__Aim of the task__
Go through the data below. List every line that holds the word "type".

__Source material__
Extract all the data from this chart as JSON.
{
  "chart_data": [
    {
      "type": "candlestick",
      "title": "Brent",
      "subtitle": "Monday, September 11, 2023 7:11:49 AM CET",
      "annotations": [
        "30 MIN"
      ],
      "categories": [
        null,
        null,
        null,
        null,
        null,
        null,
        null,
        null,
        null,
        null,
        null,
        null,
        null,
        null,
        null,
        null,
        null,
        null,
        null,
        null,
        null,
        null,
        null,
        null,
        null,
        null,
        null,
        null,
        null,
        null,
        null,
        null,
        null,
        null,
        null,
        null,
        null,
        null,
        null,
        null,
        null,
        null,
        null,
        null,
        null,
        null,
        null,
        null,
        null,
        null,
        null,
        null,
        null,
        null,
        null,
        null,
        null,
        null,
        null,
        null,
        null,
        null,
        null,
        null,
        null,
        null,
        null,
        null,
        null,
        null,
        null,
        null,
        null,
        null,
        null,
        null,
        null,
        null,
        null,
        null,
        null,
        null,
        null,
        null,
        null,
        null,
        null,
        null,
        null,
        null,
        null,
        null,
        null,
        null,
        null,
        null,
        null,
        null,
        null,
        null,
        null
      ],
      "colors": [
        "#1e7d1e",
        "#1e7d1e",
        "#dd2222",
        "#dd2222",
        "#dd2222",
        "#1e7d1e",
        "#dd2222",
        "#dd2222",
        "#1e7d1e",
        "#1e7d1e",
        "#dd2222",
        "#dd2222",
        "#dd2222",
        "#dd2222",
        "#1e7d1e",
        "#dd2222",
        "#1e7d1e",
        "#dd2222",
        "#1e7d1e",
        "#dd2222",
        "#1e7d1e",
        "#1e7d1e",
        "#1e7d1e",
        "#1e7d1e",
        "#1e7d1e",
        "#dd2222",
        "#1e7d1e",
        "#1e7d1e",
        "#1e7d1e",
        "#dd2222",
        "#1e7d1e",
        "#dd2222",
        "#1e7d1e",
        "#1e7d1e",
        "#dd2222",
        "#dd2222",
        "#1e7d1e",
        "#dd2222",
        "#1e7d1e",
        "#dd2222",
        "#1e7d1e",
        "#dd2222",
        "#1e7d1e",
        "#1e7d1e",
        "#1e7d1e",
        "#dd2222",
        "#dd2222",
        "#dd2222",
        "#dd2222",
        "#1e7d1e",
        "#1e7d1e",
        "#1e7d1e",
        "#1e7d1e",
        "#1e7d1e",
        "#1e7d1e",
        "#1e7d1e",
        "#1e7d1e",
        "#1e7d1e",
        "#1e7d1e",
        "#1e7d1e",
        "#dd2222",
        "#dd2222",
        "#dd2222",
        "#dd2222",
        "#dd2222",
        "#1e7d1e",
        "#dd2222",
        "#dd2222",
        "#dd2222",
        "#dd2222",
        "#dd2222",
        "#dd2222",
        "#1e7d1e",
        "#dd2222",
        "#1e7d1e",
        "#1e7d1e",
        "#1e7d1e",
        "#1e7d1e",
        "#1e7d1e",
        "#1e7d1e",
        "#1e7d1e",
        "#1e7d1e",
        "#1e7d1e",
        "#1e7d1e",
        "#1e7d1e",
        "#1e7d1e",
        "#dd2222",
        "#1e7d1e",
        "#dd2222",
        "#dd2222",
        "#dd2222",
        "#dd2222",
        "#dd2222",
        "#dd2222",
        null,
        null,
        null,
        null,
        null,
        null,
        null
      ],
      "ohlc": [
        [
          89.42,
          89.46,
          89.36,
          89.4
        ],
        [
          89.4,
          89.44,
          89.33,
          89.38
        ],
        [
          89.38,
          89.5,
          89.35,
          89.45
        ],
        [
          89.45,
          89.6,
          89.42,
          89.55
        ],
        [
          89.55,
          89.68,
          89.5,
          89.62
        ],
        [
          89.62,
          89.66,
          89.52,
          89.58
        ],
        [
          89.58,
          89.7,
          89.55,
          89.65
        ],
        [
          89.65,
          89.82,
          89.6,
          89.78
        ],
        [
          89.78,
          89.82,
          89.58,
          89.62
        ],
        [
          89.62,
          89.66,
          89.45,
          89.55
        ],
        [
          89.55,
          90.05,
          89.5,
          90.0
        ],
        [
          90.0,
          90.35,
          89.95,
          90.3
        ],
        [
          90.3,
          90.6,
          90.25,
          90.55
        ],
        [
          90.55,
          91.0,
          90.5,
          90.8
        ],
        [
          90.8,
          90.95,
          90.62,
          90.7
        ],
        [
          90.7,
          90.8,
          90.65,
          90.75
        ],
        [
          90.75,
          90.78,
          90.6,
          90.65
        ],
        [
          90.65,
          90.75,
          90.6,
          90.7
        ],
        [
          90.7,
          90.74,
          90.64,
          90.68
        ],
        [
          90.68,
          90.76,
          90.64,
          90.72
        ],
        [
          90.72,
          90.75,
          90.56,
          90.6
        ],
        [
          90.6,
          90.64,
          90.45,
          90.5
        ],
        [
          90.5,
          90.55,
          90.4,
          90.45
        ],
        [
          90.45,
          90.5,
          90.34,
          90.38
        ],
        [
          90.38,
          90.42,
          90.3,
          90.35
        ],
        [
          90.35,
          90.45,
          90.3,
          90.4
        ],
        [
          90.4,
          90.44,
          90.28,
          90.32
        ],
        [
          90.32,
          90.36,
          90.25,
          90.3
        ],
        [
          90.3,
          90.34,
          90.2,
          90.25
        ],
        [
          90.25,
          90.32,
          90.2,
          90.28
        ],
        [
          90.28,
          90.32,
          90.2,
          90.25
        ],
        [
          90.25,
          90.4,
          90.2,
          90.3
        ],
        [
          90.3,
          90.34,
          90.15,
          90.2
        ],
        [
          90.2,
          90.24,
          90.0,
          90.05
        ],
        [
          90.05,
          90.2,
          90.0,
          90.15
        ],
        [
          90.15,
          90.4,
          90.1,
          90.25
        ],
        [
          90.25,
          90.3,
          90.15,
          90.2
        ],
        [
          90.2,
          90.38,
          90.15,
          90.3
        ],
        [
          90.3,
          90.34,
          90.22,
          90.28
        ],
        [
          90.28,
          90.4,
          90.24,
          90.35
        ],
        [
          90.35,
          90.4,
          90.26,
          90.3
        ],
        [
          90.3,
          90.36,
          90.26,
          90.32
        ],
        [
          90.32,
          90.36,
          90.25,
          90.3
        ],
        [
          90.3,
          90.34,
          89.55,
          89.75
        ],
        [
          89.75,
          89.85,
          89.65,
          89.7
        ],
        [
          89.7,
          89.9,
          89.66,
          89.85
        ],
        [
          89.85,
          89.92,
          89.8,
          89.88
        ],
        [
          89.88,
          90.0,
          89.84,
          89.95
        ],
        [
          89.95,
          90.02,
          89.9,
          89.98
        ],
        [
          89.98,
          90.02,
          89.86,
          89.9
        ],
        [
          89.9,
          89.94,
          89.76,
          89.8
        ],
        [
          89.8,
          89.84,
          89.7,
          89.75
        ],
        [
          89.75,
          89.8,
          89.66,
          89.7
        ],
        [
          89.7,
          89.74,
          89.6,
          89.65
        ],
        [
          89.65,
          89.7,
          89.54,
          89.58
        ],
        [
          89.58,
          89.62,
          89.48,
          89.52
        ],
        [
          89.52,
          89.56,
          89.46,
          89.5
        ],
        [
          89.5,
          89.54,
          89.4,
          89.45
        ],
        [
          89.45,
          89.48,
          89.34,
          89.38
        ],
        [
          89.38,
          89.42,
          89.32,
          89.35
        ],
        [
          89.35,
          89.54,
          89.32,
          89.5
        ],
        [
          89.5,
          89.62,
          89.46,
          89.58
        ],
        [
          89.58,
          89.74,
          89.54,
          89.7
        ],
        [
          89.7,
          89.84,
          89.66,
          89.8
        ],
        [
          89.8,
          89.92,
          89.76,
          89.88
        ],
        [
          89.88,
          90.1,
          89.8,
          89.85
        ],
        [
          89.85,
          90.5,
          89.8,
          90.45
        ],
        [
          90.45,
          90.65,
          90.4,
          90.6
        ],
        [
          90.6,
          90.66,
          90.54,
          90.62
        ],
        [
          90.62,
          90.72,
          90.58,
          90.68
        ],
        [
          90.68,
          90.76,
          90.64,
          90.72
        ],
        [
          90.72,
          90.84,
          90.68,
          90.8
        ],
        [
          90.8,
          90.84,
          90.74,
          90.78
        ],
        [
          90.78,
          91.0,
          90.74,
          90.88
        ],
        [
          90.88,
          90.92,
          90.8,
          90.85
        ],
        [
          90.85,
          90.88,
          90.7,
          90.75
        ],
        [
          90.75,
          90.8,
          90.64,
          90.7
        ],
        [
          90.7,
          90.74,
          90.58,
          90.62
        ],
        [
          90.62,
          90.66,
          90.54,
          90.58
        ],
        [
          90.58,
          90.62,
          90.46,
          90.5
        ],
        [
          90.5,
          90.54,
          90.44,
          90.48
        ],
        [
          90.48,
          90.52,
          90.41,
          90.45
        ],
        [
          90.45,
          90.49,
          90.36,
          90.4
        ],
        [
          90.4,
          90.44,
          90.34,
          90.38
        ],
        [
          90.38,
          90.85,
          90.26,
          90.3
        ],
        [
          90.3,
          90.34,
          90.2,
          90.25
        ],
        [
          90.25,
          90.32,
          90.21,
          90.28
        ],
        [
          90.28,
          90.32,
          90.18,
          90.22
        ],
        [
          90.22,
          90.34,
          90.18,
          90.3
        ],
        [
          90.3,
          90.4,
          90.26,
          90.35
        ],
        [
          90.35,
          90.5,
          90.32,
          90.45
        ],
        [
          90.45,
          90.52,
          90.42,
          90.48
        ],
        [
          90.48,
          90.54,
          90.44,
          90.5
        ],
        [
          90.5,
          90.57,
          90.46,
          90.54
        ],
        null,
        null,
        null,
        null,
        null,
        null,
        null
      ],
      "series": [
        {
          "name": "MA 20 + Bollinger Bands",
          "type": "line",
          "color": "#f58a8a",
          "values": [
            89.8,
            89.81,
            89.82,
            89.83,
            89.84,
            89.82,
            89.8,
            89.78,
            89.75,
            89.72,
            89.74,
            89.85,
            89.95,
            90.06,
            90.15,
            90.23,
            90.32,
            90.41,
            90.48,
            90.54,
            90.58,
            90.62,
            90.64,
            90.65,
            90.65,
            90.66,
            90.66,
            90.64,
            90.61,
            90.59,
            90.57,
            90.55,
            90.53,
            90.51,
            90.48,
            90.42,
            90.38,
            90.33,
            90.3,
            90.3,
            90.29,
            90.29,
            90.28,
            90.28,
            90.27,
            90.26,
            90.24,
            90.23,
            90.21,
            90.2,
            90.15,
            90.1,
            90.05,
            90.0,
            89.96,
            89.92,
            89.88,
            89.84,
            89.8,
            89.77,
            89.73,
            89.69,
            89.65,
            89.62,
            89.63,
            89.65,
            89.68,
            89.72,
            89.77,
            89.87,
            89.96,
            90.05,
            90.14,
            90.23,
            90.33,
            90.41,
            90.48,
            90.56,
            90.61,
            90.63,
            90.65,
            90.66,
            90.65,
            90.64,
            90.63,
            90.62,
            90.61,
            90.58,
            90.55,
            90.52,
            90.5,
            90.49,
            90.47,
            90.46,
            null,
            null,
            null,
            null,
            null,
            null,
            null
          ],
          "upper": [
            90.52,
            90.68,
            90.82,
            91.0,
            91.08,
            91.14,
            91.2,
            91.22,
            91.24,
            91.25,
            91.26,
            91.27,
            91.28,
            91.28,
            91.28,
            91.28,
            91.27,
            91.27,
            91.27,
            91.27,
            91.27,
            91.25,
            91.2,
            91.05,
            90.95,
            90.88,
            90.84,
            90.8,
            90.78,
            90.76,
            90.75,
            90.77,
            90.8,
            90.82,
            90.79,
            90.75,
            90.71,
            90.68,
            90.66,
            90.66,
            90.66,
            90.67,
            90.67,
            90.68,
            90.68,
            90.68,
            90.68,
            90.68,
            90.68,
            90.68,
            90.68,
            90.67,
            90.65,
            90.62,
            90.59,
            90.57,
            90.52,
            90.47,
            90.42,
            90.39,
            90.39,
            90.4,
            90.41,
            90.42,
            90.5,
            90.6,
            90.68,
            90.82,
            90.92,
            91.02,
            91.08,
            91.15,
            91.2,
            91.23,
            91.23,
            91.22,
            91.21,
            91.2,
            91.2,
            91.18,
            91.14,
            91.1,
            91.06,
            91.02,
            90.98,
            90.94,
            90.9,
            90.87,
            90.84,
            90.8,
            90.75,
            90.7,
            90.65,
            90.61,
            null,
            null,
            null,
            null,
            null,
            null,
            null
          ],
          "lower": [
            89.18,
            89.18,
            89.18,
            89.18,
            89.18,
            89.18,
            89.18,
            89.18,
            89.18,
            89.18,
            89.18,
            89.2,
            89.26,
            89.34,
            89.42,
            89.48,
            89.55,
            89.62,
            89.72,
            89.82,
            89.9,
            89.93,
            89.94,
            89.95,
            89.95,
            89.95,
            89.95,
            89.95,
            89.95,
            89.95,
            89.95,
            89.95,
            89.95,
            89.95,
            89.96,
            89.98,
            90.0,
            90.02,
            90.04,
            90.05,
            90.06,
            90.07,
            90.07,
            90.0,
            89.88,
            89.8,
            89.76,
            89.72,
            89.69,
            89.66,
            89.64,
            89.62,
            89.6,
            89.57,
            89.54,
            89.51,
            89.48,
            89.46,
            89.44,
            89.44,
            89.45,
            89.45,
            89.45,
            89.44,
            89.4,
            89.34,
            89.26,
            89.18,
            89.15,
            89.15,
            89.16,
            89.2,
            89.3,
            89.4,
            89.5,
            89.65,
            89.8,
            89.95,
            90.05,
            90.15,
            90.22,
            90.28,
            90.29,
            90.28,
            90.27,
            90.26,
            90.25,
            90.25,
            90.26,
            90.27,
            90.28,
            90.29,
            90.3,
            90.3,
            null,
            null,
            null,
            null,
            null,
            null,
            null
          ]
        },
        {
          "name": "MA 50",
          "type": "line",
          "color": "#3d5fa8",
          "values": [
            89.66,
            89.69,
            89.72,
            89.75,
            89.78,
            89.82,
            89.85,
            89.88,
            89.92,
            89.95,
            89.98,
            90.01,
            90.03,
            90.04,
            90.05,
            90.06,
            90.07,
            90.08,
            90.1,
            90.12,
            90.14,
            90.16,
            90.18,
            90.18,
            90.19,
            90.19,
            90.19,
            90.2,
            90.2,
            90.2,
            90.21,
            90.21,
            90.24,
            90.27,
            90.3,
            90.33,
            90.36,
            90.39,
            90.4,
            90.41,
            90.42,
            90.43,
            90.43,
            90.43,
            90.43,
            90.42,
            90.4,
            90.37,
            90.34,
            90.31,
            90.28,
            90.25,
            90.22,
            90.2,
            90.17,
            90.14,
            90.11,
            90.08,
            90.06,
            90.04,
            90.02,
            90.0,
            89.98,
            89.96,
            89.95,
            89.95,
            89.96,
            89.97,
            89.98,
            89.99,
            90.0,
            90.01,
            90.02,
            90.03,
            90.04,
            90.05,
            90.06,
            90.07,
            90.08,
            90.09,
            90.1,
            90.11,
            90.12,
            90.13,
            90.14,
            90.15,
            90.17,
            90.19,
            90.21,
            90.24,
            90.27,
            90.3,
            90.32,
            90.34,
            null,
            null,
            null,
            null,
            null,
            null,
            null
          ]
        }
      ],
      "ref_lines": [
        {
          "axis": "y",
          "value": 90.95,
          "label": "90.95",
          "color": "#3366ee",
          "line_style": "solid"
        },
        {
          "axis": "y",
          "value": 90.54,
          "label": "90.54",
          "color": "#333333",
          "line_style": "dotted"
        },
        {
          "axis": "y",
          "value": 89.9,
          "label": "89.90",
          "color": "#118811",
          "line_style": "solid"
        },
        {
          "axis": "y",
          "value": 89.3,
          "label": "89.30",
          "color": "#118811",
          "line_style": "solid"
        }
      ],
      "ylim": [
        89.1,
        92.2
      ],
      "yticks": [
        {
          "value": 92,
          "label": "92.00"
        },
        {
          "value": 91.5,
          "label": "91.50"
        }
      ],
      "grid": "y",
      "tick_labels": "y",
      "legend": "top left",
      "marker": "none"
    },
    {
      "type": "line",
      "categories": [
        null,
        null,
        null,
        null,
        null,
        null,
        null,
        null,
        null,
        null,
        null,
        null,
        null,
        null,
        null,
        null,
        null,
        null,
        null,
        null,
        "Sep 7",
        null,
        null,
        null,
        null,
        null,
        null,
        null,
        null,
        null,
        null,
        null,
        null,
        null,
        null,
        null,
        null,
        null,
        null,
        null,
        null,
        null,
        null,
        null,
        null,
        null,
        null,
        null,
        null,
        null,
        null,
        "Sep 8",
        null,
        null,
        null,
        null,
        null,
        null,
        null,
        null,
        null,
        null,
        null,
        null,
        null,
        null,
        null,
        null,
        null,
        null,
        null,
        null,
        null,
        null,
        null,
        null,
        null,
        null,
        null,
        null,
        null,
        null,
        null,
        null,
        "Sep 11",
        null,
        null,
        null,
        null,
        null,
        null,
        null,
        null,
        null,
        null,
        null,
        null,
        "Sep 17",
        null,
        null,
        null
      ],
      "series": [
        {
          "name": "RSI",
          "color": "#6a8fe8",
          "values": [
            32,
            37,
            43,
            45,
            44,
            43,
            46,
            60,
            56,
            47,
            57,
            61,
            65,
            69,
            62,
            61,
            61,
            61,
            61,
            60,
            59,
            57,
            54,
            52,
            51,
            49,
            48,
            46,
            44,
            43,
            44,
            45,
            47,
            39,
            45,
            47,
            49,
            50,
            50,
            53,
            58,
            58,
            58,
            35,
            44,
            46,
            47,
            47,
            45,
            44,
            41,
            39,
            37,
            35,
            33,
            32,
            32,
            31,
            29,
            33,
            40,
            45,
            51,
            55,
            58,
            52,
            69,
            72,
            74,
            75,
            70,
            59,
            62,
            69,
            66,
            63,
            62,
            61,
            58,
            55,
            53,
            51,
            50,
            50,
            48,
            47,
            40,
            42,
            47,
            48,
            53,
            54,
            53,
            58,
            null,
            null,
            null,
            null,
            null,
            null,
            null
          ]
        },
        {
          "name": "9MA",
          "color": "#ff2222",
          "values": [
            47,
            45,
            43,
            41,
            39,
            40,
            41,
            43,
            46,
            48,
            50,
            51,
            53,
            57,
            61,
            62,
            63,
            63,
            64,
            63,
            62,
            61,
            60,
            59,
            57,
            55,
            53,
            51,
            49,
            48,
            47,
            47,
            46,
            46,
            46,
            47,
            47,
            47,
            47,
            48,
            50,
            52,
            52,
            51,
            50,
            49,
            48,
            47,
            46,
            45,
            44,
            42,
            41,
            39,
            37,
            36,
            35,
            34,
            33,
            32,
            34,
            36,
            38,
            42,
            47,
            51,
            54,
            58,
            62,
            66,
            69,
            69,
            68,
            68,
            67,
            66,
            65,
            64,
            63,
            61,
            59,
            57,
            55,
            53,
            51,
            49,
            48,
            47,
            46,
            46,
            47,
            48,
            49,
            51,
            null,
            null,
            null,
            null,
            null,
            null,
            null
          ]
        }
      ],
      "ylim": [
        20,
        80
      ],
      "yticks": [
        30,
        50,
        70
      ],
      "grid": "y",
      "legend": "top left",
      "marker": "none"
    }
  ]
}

__Complete answer__
      "type": "candlestick",
          "type": "line",
          "type": "line",
      "type": "line",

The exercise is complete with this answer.